◆ TASK DIRECTIONS ◆
Determine how many lines contain the string "todas" and reply with that number alone.

◆ DATA ◆
=======
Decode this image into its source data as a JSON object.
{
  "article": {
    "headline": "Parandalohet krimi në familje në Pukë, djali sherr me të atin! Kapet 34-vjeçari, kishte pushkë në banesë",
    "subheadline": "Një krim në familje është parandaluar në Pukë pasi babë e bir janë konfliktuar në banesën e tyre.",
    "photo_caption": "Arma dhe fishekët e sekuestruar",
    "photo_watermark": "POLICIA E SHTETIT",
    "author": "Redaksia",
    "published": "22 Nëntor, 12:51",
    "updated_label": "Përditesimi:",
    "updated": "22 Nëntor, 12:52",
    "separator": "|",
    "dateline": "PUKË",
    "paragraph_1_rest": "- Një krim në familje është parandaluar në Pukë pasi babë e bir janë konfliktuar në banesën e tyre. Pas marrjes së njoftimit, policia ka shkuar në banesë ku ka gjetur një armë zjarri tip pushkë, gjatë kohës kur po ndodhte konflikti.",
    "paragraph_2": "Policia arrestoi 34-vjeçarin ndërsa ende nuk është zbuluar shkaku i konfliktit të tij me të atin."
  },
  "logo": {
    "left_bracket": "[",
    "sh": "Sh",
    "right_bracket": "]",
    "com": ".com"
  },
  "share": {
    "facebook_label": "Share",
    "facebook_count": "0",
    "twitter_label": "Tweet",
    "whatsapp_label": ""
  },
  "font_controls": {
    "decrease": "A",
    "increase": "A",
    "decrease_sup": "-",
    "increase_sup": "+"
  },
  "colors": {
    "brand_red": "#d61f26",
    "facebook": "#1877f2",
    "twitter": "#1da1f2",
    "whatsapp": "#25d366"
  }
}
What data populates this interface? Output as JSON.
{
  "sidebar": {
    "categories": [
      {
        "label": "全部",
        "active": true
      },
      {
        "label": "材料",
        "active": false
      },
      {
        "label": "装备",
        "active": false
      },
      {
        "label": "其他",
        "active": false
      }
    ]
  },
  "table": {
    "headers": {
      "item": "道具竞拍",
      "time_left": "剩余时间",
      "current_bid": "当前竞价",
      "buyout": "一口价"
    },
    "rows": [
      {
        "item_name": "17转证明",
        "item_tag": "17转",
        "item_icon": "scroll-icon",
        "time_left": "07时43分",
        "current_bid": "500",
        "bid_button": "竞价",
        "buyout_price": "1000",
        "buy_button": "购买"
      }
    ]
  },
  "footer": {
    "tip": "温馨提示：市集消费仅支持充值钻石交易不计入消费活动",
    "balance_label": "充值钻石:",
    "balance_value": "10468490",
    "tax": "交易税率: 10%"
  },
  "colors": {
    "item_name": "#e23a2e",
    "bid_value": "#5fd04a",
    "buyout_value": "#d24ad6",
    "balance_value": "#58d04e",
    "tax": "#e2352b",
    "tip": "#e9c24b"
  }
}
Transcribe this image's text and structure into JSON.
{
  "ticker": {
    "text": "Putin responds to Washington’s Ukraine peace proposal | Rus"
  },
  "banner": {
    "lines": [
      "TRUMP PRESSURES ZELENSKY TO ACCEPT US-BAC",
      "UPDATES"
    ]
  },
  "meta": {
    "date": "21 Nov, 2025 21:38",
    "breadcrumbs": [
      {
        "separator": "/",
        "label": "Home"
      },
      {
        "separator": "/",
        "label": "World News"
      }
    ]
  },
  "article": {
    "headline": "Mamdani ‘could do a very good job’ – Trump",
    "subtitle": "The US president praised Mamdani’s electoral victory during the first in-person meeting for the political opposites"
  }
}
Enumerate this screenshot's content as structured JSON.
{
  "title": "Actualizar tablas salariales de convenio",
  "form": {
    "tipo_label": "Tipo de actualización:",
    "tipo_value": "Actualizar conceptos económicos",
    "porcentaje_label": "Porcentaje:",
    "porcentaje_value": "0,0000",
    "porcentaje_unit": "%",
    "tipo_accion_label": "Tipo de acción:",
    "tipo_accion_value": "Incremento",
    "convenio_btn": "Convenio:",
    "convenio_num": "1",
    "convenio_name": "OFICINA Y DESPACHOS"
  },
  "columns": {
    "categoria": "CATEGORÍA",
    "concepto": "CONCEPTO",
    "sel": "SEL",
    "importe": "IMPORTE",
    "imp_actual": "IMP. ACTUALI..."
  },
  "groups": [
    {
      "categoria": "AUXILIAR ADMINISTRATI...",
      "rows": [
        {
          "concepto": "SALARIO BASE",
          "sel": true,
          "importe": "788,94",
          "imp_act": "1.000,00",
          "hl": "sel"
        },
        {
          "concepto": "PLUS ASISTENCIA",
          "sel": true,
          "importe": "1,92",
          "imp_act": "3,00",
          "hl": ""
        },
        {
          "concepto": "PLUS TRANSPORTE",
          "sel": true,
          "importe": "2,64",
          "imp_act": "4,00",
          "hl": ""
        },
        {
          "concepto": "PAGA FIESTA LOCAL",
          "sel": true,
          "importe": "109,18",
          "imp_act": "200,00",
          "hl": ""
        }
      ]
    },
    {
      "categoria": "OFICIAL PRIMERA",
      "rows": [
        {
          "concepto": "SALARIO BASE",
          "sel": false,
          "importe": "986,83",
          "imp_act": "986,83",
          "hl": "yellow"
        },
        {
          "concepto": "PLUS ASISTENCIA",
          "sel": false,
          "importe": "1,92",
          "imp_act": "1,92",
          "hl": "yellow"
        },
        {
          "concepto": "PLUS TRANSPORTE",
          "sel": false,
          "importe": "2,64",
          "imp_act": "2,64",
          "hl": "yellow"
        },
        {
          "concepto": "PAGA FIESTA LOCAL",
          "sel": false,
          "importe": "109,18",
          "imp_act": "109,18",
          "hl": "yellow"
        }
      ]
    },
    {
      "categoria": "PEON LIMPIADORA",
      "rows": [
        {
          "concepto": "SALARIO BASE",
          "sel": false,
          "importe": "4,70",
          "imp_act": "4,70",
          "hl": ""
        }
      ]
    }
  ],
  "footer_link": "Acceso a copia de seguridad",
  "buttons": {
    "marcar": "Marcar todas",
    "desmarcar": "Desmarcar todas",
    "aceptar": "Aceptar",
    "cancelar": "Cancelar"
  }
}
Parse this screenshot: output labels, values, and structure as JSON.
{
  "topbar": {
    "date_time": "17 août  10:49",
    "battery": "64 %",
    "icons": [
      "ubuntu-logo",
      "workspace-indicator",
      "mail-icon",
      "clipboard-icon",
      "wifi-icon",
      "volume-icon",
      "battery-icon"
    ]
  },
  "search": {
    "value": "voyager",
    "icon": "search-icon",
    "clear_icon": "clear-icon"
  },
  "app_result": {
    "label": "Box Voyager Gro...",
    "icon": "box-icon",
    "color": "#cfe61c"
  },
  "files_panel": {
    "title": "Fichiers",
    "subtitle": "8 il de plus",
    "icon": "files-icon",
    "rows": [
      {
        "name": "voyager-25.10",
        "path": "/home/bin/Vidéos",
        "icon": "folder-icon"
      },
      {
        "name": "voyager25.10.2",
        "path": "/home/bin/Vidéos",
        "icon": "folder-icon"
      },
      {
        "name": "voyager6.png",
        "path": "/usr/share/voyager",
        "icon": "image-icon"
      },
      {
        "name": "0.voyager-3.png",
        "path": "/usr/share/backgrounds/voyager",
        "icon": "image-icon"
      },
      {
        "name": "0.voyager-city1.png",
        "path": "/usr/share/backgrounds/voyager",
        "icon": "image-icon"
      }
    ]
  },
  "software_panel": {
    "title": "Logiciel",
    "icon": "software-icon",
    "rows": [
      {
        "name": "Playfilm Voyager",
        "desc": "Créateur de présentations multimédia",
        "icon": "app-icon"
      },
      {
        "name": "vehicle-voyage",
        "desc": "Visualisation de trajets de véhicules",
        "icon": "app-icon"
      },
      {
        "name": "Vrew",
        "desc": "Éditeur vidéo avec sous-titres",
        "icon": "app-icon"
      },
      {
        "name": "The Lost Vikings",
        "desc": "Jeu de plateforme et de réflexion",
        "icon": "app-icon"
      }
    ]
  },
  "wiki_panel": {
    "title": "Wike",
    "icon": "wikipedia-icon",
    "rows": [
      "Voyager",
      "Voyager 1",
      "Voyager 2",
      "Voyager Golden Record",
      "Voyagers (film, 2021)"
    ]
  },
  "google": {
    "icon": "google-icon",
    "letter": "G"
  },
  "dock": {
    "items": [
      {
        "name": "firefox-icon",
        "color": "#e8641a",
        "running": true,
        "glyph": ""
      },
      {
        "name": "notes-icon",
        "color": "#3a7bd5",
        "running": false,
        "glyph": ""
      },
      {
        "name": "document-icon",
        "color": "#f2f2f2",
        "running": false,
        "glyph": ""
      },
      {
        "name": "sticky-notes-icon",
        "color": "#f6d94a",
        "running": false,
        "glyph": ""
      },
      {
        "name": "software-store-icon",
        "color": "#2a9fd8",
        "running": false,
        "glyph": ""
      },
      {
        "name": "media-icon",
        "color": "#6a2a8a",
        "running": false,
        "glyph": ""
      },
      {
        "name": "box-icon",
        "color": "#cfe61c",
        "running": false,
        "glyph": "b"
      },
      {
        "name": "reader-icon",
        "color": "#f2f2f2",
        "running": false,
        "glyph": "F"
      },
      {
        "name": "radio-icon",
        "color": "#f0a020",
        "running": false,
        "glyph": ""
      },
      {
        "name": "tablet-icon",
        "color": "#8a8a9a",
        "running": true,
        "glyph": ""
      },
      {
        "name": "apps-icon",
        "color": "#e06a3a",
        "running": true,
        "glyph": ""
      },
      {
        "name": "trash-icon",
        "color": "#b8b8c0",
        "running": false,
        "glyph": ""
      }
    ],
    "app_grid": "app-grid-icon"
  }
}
=======
◆ WRITTEN REPLY ◆
2